* **STATED EXERCISE**:
Leave out the pictures and copy each record below exactly.

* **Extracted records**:
::::::::::
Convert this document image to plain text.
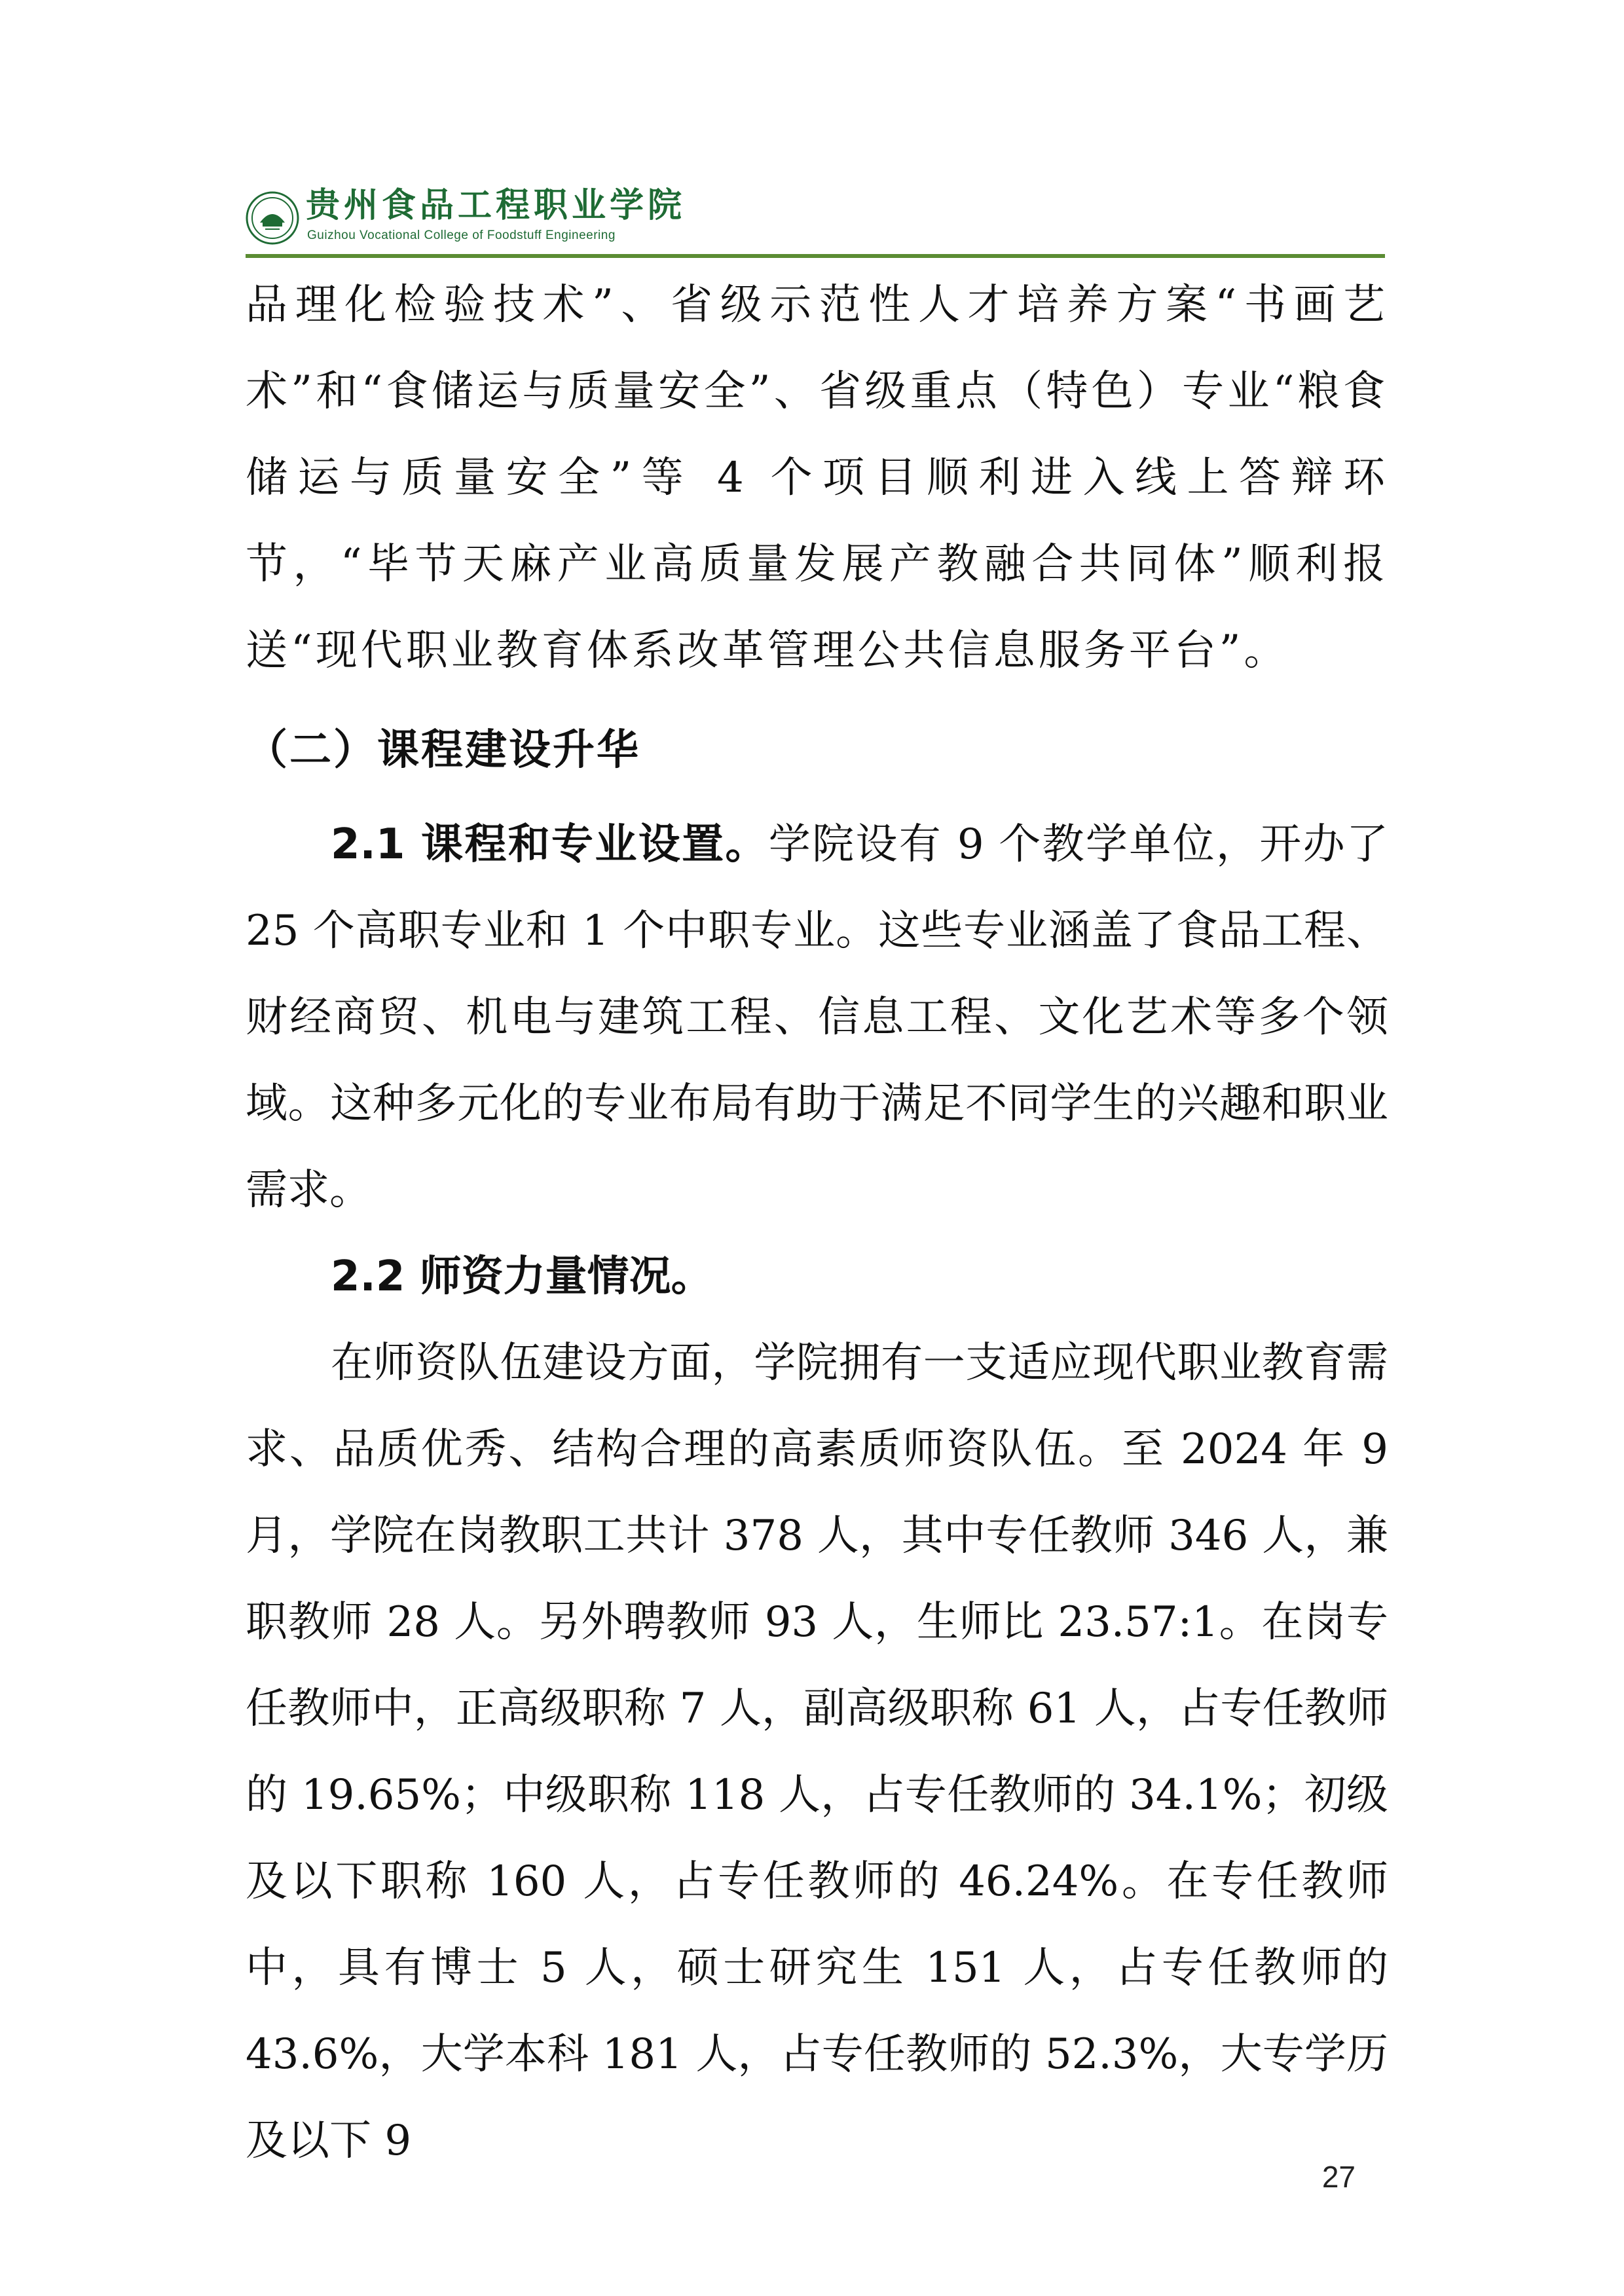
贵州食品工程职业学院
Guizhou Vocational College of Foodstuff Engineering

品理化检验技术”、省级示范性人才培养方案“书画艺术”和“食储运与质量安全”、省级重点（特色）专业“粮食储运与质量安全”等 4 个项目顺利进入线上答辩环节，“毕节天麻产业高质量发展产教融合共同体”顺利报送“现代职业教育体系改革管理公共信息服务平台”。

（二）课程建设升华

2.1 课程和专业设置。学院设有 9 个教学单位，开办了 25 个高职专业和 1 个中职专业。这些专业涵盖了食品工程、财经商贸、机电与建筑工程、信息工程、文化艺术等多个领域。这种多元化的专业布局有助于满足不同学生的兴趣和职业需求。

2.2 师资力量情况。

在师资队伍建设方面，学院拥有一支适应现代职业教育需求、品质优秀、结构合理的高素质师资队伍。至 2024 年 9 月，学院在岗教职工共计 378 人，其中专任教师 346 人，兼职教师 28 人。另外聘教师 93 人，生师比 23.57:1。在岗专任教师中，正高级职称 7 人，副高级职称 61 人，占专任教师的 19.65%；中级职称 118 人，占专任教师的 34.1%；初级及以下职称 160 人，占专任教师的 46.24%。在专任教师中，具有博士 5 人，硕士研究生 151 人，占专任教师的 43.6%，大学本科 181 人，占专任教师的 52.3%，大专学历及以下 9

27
::::::::::
* **ANSWER FOR THIS EXERCISE**:
Convert this document image to plain text.
贵州食品工程职业学院
Guizhou Vocational College of Foodstuff Engineering

品理化检验技术”、省级示范性人才培养方案“书画艺术”和“食储运与质量安全”、省级重点（特色）专业“粮食储运与质量安全”等 4 个项目顺利进入线上答辩环节，“毕节天麻产业高质量发展产教融合共同体”顺利报送“现代职业教育体系改革管理公共信息服务平台”。

（二）课程建设升华

2.1 课程和专业设置。学院设有 9 个教学单位，开办了 25 个高职专业和 1 个中职专业。这些专业涵盖了食品工程、财经商贸、机电与建筑工程、信息工程、文化艺术等多个领域。这种多元化的专业布局有助于满足不同学生的兴趣和职业需求。

2.2 师资力量情况。

在师资队伍建设方面，学院拥有一支适应现代职业教育需求、品质优秀、结构合理的高素质师资队伍。至 2024 年 9 月，学院在岗教职工共计 378 人，其中专任教师 346 人，兼职教师 28 人。另外聘教师 93 人，生师比 23.57:1。在岗专任教师中，正高级职称 7 人，副高级职称 61 人，占专任教师的 19.65%；中级职称 118 人，占专任教师的 34.1%；初级及以下职称 160 人，占专任教师的 46.24%。在专任教师中，具有博士 5 人，硕士研究生 151 人，占专任教师的 43.6%，大学本科 181 人，占专任教师的 52.3%，大专学历及以下 9

27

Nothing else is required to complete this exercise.